**Task brief**
Write out everything from the line containing "author-name[interactable]: Scott T." down to the line containing "thread-line: [112, 0, 116, 20]", both included, keeping each line unchanged.

Records excerpted from a collection:

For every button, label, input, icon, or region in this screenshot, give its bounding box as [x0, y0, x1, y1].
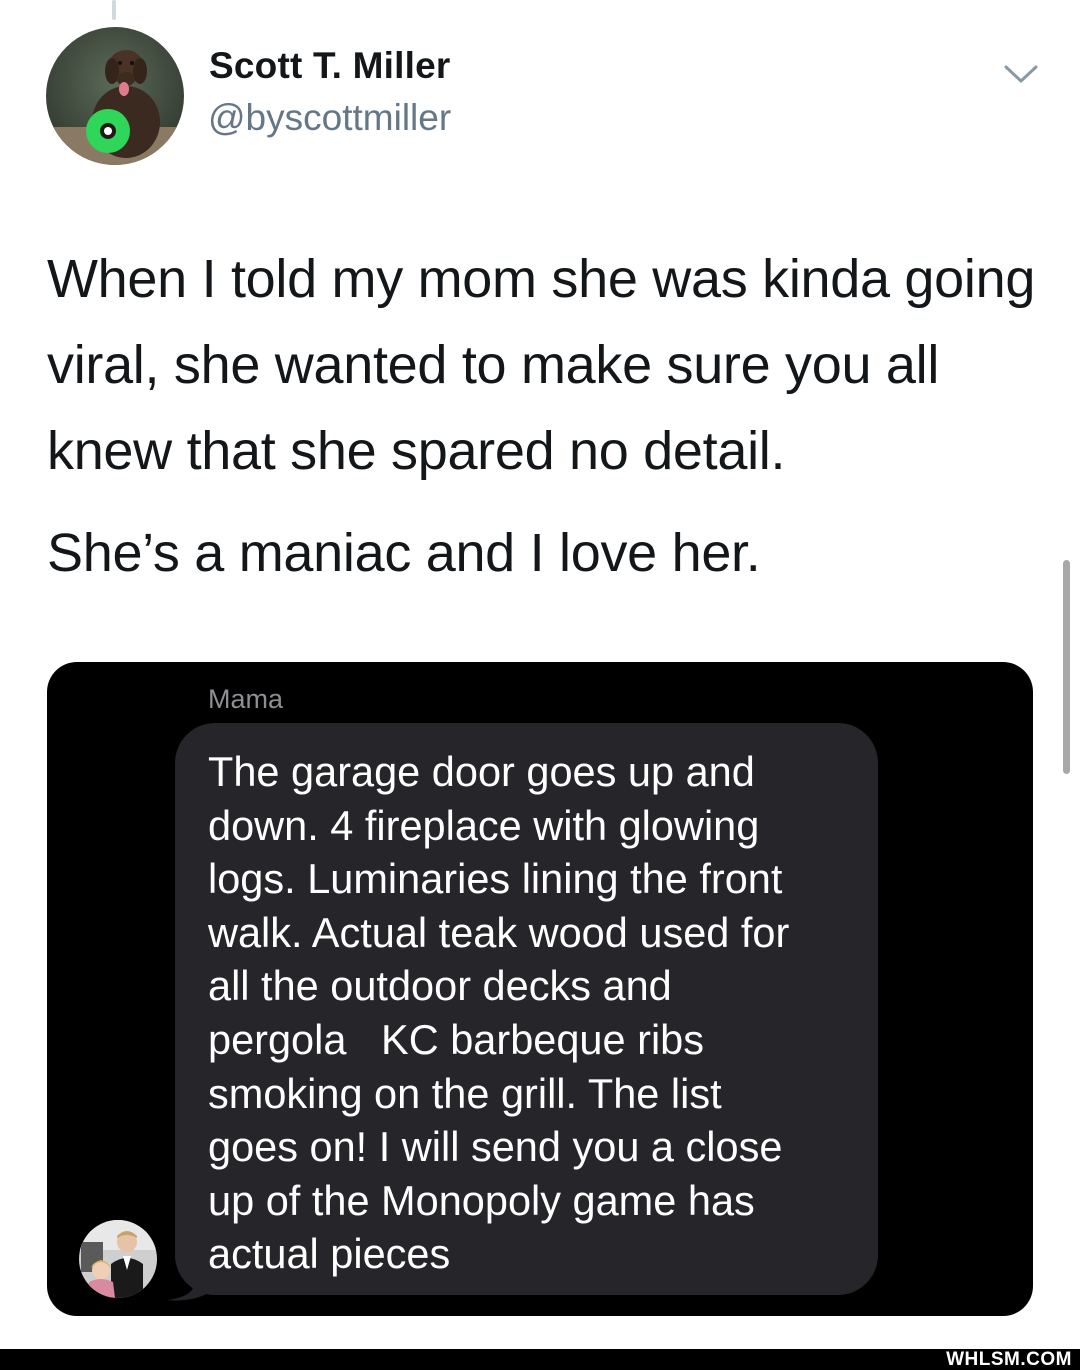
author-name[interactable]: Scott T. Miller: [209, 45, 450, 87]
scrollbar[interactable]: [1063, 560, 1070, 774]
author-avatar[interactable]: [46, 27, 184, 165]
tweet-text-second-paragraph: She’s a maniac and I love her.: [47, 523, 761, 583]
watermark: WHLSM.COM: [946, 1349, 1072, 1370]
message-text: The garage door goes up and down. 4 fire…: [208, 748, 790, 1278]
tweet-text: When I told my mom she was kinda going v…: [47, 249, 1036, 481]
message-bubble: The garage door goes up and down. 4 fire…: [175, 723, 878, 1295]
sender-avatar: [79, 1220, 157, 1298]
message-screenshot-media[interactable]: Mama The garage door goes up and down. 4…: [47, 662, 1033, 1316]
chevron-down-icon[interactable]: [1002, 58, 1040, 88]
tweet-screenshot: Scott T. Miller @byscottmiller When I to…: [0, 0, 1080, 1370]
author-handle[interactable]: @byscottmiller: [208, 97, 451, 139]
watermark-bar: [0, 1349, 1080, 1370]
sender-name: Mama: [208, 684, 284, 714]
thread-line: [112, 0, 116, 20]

* * *

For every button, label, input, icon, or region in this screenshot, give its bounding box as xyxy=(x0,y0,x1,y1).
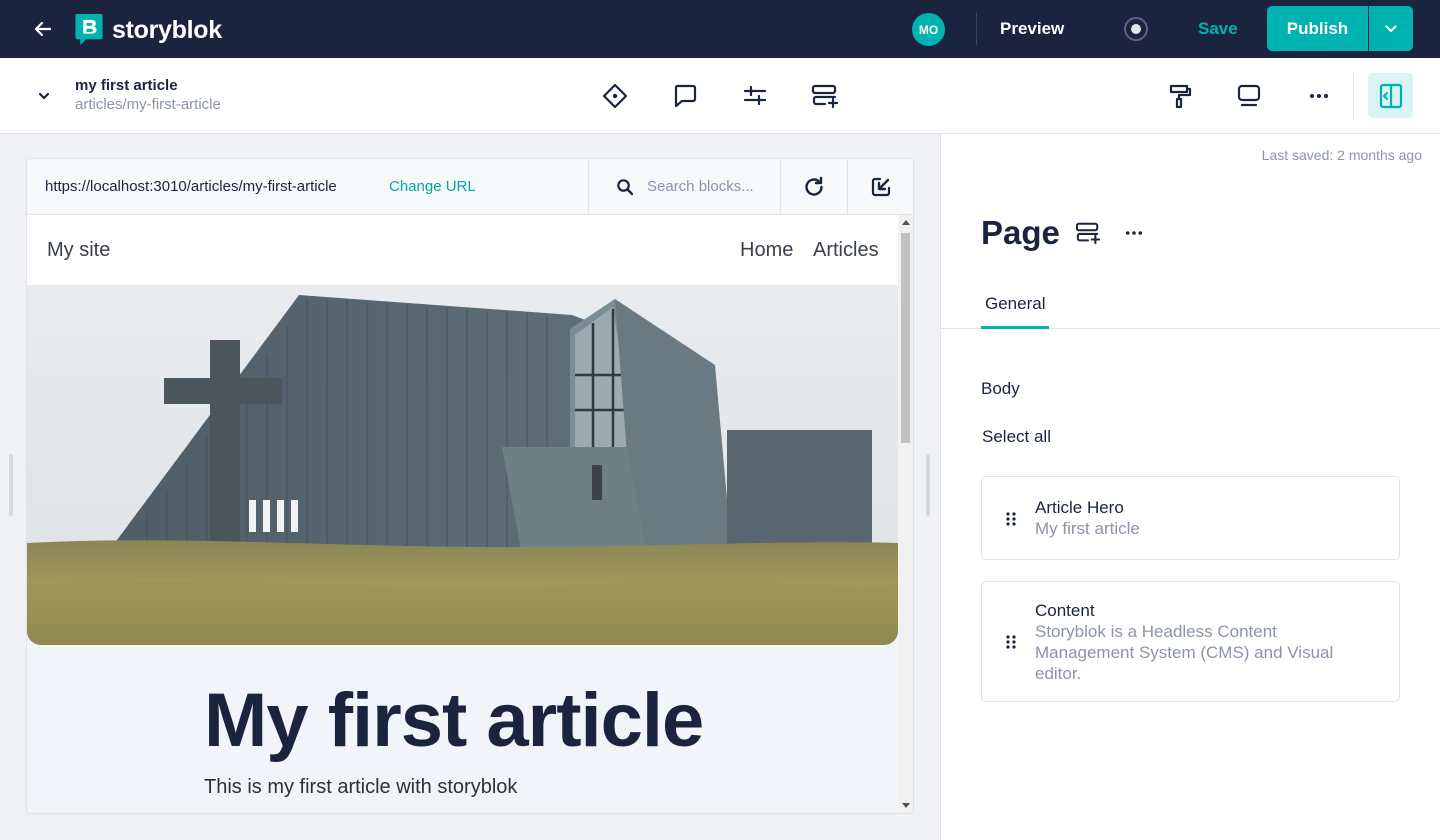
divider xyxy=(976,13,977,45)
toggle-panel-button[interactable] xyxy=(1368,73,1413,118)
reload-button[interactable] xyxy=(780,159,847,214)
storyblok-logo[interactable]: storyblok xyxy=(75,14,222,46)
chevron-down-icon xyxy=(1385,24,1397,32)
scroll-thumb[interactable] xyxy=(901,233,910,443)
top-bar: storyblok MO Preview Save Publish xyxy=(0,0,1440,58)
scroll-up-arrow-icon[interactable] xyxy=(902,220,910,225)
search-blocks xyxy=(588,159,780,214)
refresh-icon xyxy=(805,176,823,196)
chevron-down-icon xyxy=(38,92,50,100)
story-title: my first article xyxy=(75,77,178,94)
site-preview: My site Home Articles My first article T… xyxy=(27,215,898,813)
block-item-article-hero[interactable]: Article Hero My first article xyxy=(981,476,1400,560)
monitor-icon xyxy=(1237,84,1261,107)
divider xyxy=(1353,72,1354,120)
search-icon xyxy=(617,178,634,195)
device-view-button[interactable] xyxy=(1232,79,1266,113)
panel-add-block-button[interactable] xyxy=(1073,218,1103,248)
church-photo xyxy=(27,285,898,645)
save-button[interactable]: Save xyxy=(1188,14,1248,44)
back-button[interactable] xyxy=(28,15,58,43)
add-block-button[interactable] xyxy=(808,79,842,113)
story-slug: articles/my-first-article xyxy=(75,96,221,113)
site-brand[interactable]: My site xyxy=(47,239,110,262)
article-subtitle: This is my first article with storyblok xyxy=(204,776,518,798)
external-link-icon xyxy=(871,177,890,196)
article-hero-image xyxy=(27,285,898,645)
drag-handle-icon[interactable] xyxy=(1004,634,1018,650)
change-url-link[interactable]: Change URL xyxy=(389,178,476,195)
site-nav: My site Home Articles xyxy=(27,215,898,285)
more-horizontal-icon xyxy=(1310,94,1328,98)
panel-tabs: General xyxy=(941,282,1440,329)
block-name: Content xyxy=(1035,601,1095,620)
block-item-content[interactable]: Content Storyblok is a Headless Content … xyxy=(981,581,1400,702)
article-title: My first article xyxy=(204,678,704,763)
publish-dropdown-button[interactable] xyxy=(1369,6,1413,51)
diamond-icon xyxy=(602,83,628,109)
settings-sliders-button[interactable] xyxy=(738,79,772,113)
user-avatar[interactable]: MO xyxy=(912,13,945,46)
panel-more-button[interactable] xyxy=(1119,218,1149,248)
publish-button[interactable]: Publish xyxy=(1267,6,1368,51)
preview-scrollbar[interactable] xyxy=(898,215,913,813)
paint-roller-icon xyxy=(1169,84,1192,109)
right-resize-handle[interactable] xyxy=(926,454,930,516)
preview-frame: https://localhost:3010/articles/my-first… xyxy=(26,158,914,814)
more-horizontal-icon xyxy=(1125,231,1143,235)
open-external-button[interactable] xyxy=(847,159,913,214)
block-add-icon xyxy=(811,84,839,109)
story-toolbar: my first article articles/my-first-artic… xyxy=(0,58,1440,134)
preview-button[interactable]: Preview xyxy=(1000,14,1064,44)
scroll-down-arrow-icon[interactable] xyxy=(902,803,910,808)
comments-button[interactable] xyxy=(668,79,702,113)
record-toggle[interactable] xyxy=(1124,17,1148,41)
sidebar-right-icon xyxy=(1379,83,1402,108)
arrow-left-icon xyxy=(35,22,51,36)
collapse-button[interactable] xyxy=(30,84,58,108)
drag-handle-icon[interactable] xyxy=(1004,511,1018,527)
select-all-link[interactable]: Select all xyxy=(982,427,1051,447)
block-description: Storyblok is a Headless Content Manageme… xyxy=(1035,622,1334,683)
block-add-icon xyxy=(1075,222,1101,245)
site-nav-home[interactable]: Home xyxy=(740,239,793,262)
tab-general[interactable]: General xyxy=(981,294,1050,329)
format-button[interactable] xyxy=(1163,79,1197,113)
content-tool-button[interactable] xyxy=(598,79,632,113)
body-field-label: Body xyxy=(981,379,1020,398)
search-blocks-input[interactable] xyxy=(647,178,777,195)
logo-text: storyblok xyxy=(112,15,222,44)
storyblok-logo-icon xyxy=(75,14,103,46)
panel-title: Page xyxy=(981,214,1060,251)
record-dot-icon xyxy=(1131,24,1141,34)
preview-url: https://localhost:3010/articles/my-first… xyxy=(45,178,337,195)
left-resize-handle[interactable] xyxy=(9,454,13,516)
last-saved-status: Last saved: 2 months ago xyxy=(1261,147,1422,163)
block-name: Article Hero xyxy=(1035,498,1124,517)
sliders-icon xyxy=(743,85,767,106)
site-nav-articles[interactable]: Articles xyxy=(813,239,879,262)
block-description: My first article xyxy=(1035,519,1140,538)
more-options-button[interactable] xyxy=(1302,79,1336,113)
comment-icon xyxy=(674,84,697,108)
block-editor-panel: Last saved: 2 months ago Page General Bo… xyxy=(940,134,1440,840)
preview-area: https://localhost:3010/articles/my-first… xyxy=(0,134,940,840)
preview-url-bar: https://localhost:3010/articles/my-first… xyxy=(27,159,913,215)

**The reply**
author-name[interactable]: Scott T. Miller: [209, 45, 450, 87]
scrollbar[interactable]: [1063, 560, 1070, 774]
author-avatar[interactable]: [46, 27, 184, 165]
tweet-text-second-paragraph: She’s a maniac and I love her.: [47, 523, 761, 583]
watermark: WHLSM.COM: [946, 1349, 1072, 1370]
message-text: The garage door goes up and down. 4 fire…: [208, 748, 790, 1278]
tweet-text: When I told my mom she was kinda going v…: [47, 249, 1036, 481]
message-bubble: The garage door goes up and down. 4 fire…: [175, 723, 878, 1295]
sender-avatar: [79, 1220, 157, 1298]
message-screenshot-media[interactable]: Mama The garage door goes up and down. 4…: [47, 662, 1033, 1316]
chevron-down-icon[interactable]: [1002, 58, 1040, 88]
tweet-screenshot: Scott T. Miller @byscottmiller When I to…: [0, 0, 1080, 1370]
author-handle[interactable]: @byscottmiller: [208, 97, 451, 139]
watermark-bar: [0, 1349, 1080, 1370]
sender-name: Mama: [208, 684, 284, 714]
thread-line: [112, 0, 116, 20]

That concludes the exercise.